- _Data listing_
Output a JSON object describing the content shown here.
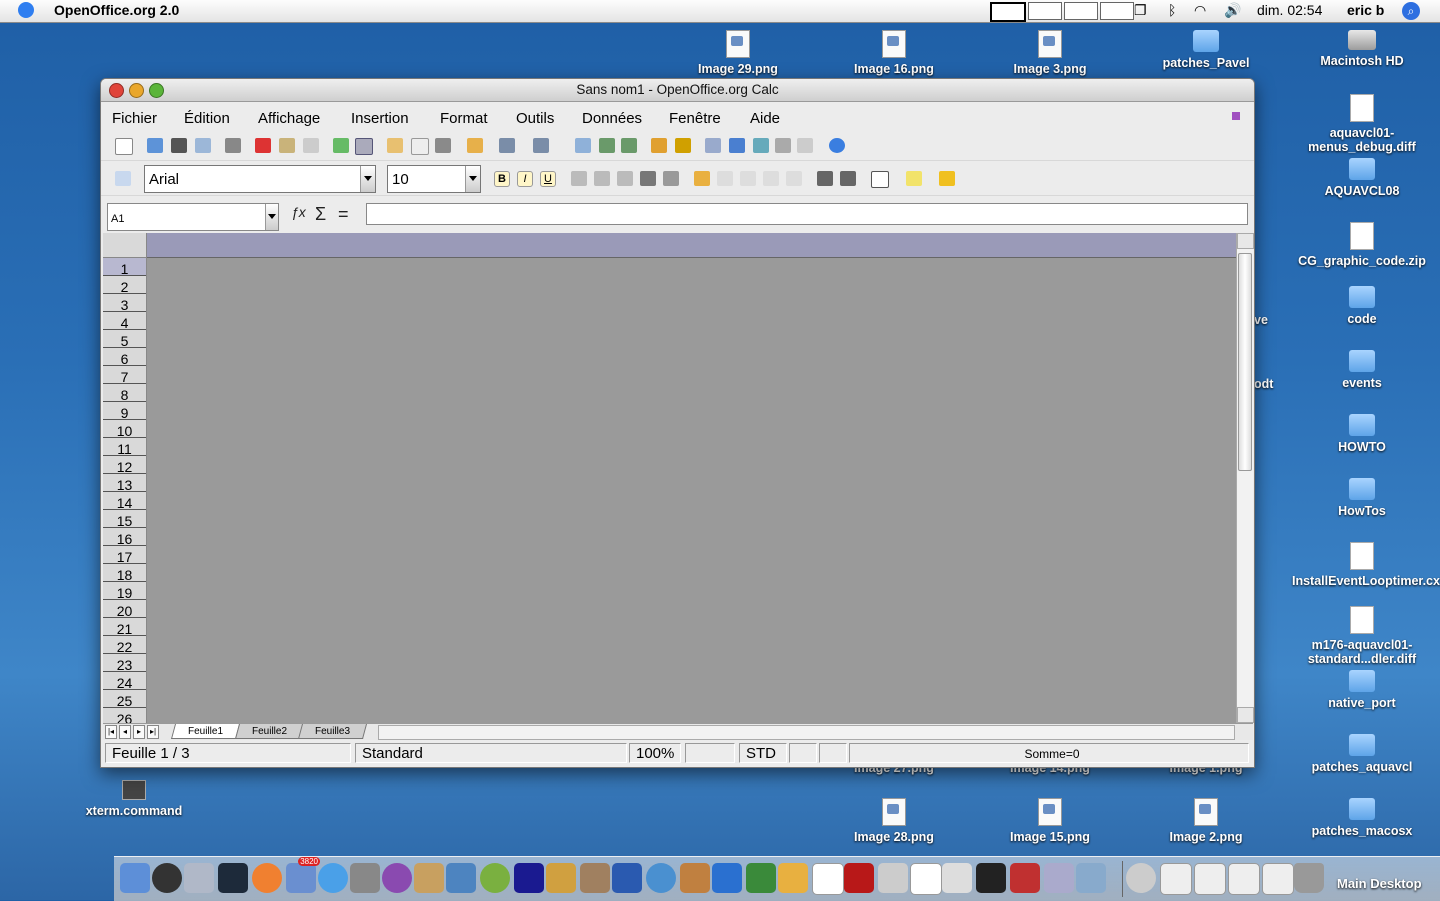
{
  "menubar": {
    "app_name": "OpenOffice.org 2.0",
    "clock": "dim. 02:54",
    "user": "eric b"
  },
  "desktop_icons": [
    {
      "label": "Image 29.png",
      "type": "png"
    },
    {
      "label": "Image 16.png",
      "type": "png"
    },
    {
      "label": "Image 3.png",
      "type": "png"
    },
    {
      "label": "patches_Pavel",
      "type": "folder"
    },
    {
      "label": "Macintosh HD",
      "type": "disk"
    },
    {
      "label": "aquavcl01-menus_debug.diff",
      "type": "doc"
    },
    {
      "label": "AQUAVCL08",
      "type": "folder"
    },
    {
      "label": "CG_graphic_code.zip",
      "type": "doc"
    },
    {
      "label": "code",
      "type": "folder"
    },
    {
      "label": "events",
      "type": "folder"
    },
    {
      "label": "HOWTO",
      "type": "folder"
    },
    {
      "label": "HowTos",
      "type": "folder"
    },
    {
      "label": "InstallEventLooptimer.cxx",
      "type": "doc"
    },
    {
      "label": "m176-aquavcl01-standard...dler.diff",
      "type": "doc"
    },
    {
      "label": "native_port",
      "type": "folder"
    },
    {
      "label": "patches_aquavcl",
      "type": "folder"
    },
    {
      "label": "patches_macosx",
      "type": "folder"
    },
    {
      "label": "Image 28.png",
      "type": "png"
    },
    {
      "label": "Image 15.png",
      "type": "png"
    },
    {
      "label": "Image 2.png",
      "type": "png"
    },
    {
      "label": "xterm.command",
      "type": "doc"
    },
    {
      "label": "Image 27.png",
      "type": "png"
    },
    {
      "label": "Image 14.png",
      "type": "png"
    },
    {
      "label": "Image 1.png",
      "type": "png"
    },
    {
      "label": "ve",
      "type": "partial"
    },
    {
      "label": "odt",
      "type": "partial"
    }
  ],
  "window": {
    "title": "Sans nom1 - OpenOffice.org Calc",
    "menu": [
      "Fichier",
      "Édition",
      "Affichage",
      "Insertion",
      "Format",
      "Outils",
      "Données",
      "Fenêtre",
      "Aide"
    ],
    "font_name": "Arial",
    "font_size": "10",
    "name_box": "A1",
    "formula_value": "",
    "format_buttons": {
      "bold": "B",
      "italic": "I",
      "underline": "U"
    },
    "row_numbers": [
      "1",
      "2",
      "3",
      "4",
      "5",
      "6",
      "7",
      "8",
      "9",
      "10",
      "11",
      "12",
      "13",
      "14",
      "15",
      "16",
      "17",
      "18",
      "19",
      "20",
      "21",
      "22",
      "23",
      "24",
      "25",
      "26"
    ],
    "sheet_tabs": [
      "Feuille1",
      "Feuille2",
      "Feuille3"
    ],
    "active_tab": "Feuille1",
    "status": {
      "sheet": "Feuille 1 / 3",
      "page_style": "Standard",
      "zoom": "100%",
      "mode": "STD",
      "sum": "Somme=0"
    }
  },
  "dock": {
    "label": "Main Desktop",
    "badge": "3820"
  },
  "colors": {
    "desktop": "#2a6fb6",
    "grid_bg": "#9a9a9a",
    "column_header": "#9a9ab8",
    "selected_row": "#b8b8d0"
  }
}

- _Set task_
All records must be output exactly as they are, except for the pictures, which are left out.

- _Response_
Output a JSON object describing the content shown here.
{
  "menubar": {
    "app_name": "OpenOffice.org 2.0",
    "clock": "dim. 02:54",
    "user": "eric b"
  },
  "desktop_icons": [
    {
      "label": "Image 29.png",
      "type": "png"
    },
    {
      "label": "Image 16.png",
      "type": "png"
    },
    {
      "label": "Image 3.png",
      "type": "png"
    },
    {
      "label": "patches_Pavel",
      "type": "folder"
    },
    {
      "label": "Macintosh HD",
      "type": "disk"
    },
    {
      "label": "aquavcl01-menus_debug.diff",
      "type": "doc"
    },
    {
      "label": "AQUAVCL08",
      "type": "folder"
    },
    {
      "label": "CG_graphic_code.zip",
      "type": "doc"
    },
    {
      "label": "code",
      "type": "folder"
    },
    {
      "label": "events",
      "type": "folder"
    },
    {
      "label": "HOWTO",
      "type": "folder"
    },
    {
      "label": "HowTos",
      "type": "folder"
    },
    {
      "label": "InstallEventLooptimer.cxx",
      "type": "doc"
    },
    {
      "label": "m176-aquavcl01-standard...dler.diff",
      "type": "doc"
    },
    {
      "label": "native_port",
      "type": "folder"
    },
    {
      "label": "patches_aquavcl",
      "type": "folder"
    },
    {
      "label": "patches_macosx",
      "type": "folder"
    },
    {
      "label": "Image 28.png",
      "type": "png"
    },
    {
      "label": "Image 15.png",
      "type": "png"
    },
    {
      "label": "Image 2.png",
      "type": "png"
    },
    {
      "label": "xterm.command",
      "type": "doc"
    },
    {
      "label": "Image 27.png",
      "type": "png"
    },
    {
      "label": "Image 14.png",
      "type": "png"
    },
    {
      "label": "Image 1.png",
      "type": "png"
    },
    {
      "label": "ve",
      "type": "partial"
    },
    {
      "label": "odt",
      "type": "partial"
    }
  ],
  "window": {
    "title": "Sans nom1 - OpenOffice.org Calc",
    "menu": [
      "Fichier",
      "Édition",
      "Affichage",
      "Insertion",
      "Format",
      "Outils",
      "Données",
      "Fenêtre",
      "Aide"
    ],
    "font_name": "Arial",
    "font_size": "10",
    "name_box": "A1",
    "formula_value": "",
    "format_buttons": {
      "bold": "B",
      "italic": "I",
      "underline": "U"
    },
    "row_numbers": [
      "1",
      "2",
      "3",
      "4",
      "5",
      "6",
      "7",
      "8",
      "9",
      "10",
      "11",
      "12",
      "13",
      "14",
      "15",
      "16",
      "17",
      "18",
      "19",
      "20",
      "21",
      "22",
      "23",
      "24",
      "25",
      "26"
    ],
    "sheet_tabs": [
      "Feuille1",
      "Feuille2",
      "Feuille3"
    ],
    "active_tab": "Feuille1",
    "status": {
      "sheet": "Feuille 1 / 3",
      "page_style": "Standard",
      "zoom": "100%",
      "mode": "STD",
      "sum": "Somme=0"
    }
  },
  "dock": {
    "label": "Main Desktop",
    "badge": "3820"
  },
  "colors": {
    "desktop": "#2a6fb6",
    "grid_bg": "#9a9a9a",
    "column_header": "#9a9ab8",
    "selected_row": "#b8b8d0"
  }
}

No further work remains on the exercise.